What you are asked to do
A line counts if it contains the string "name"; say how many such lines there are, giving only the number.

-------- Items

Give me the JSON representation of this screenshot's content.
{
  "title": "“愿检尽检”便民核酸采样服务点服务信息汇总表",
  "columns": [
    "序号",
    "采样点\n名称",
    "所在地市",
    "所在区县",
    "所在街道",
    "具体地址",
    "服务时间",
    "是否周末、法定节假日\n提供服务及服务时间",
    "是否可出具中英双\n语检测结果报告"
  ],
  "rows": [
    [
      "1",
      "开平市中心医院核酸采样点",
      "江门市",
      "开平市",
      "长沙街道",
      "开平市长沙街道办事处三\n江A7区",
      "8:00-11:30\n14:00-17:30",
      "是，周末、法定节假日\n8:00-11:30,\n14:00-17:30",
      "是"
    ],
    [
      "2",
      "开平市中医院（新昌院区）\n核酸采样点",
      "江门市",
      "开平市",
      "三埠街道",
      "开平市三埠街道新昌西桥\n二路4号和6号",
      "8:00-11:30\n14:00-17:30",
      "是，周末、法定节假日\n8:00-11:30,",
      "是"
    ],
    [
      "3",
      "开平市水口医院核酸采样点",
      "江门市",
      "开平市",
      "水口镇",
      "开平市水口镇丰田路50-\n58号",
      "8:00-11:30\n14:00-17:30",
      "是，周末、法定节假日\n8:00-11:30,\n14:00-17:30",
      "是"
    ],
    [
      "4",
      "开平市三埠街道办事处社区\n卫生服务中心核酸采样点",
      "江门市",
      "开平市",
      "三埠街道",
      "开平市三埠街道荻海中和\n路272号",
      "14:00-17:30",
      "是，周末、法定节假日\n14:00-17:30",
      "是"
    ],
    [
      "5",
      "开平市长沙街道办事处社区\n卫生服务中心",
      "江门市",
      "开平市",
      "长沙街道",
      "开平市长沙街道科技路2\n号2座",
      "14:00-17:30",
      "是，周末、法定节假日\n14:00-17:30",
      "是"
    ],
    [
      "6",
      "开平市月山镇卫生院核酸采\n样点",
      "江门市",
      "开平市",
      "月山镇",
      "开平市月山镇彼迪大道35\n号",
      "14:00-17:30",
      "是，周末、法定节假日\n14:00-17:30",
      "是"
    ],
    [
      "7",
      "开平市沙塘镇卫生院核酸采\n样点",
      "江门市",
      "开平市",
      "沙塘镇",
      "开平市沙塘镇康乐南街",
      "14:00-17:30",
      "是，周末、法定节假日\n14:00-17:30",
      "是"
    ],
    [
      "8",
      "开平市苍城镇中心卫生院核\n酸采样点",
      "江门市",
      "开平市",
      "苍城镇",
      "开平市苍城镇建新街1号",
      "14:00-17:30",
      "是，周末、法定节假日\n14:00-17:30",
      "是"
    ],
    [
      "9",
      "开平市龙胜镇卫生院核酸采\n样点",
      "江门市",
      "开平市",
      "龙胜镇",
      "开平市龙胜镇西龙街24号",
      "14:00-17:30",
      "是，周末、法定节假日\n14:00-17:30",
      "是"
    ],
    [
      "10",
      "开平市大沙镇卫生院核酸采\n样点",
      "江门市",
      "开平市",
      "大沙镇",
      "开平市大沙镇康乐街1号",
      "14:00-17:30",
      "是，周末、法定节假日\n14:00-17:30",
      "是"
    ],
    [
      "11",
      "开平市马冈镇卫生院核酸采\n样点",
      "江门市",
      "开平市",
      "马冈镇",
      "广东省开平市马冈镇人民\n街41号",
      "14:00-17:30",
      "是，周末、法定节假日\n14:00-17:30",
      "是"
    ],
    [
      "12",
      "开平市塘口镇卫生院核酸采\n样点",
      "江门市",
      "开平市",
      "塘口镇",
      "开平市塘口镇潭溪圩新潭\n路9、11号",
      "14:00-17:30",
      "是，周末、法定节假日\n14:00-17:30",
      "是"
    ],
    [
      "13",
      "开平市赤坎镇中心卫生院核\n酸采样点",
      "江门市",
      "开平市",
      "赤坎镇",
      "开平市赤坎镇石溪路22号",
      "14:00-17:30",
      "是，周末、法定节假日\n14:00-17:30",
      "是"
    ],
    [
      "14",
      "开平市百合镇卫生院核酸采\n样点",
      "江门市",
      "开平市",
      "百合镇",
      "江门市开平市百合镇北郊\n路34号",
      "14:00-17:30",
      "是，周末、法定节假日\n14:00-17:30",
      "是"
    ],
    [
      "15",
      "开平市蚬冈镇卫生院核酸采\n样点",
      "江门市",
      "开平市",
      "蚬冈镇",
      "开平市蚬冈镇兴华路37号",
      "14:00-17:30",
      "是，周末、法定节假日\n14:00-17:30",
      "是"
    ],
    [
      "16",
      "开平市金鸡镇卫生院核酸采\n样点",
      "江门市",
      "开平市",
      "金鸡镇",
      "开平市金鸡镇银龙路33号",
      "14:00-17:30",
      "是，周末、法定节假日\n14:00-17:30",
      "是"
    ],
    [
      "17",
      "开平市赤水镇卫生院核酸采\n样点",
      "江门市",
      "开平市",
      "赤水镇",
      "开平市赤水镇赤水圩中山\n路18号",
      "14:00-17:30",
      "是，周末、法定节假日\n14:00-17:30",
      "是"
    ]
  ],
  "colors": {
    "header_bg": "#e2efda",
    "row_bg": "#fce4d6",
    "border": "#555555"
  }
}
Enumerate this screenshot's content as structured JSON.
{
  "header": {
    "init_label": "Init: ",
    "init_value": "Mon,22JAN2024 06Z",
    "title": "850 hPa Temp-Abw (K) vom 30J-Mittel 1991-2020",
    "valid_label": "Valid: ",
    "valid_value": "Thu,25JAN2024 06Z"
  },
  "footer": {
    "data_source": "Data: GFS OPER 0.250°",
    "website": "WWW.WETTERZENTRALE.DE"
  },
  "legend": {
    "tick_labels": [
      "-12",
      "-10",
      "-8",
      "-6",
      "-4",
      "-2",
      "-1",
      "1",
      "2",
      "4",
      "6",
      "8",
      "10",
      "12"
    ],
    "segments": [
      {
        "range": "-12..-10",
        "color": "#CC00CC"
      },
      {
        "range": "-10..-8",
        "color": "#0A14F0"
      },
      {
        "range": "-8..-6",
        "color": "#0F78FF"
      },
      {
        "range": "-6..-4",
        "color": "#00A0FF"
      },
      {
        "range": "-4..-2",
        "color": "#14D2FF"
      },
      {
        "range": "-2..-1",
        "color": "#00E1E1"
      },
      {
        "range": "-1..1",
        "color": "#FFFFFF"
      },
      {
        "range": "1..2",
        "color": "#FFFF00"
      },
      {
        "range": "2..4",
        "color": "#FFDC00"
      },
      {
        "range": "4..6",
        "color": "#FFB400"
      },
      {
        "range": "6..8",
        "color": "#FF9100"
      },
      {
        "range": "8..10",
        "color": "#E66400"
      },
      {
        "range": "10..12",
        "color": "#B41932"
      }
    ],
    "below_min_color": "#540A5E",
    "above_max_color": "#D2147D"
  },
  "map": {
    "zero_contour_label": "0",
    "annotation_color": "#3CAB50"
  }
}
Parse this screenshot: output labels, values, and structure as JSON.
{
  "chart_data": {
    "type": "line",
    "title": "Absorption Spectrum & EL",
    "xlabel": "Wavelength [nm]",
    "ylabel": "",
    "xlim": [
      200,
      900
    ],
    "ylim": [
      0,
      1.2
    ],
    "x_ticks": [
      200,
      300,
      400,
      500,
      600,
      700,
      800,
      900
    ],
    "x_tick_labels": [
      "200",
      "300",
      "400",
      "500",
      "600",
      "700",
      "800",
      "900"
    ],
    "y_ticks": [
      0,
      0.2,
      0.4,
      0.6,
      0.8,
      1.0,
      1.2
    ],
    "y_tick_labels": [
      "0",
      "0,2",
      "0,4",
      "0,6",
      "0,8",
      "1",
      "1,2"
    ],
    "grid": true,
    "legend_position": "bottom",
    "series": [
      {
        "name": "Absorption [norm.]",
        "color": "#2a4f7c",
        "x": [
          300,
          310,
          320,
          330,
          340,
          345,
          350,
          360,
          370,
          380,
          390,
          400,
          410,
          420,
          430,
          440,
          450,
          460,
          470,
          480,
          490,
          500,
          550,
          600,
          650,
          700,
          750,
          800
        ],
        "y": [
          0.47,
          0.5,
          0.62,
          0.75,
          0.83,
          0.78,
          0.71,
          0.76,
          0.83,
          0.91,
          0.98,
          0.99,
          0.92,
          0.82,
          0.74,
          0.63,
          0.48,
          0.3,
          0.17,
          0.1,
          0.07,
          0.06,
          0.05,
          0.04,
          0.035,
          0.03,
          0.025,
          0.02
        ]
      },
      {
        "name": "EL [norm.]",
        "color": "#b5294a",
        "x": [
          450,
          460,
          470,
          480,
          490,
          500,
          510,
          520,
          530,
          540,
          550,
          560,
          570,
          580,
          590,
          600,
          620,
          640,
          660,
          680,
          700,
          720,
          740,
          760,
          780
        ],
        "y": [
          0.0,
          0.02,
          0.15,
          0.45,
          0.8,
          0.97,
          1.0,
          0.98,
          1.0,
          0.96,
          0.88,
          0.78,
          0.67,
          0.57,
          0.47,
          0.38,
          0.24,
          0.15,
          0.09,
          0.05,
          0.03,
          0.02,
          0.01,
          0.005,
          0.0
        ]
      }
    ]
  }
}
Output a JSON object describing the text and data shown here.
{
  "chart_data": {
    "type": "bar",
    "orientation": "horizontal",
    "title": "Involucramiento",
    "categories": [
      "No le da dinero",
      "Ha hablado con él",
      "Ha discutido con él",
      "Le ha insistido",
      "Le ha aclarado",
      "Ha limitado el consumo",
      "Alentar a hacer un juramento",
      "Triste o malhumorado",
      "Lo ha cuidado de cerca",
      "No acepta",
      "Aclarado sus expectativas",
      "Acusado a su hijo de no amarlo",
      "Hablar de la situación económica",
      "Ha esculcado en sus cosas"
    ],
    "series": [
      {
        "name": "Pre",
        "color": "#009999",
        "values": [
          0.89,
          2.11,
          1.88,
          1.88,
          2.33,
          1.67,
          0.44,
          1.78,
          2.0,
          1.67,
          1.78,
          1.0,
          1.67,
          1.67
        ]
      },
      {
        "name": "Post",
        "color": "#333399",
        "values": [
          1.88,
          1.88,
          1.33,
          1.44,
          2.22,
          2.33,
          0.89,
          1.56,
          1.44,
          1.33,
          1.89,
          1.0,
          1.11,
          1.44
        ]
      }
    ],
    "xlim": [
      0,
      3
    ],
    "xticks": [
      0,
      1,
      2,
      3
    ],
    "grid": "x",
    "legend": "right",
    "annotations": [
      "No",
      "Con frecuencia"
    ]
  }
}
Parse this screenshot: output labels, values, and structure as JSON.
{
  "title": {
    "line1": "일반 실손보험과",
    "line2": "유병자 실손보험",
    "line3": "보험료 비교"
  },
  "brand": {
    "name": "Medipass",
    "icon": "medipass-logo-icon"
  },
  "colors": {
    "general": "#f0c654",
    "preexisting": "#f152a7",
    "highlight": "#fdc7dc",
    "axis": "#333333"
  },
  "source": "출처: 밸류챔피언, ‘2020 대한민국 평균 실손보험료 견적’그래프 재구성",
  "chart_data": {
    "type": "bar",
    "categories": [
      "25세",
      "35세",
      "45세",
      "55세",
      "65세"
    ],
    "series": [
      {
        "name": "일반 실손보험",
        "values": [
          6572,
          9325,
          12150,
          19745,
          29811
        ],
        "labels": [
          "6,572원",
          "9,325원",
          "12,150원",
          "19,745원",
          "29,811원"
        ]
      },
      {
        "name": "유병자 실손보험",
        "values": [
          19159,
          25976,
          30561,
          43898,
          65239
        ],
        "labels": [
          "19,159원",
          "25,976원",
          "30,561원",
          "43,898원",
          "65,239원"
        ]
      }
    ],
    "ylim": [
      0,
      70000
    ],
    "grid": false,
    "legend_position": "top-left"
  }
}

----------------

Answer to the problem
7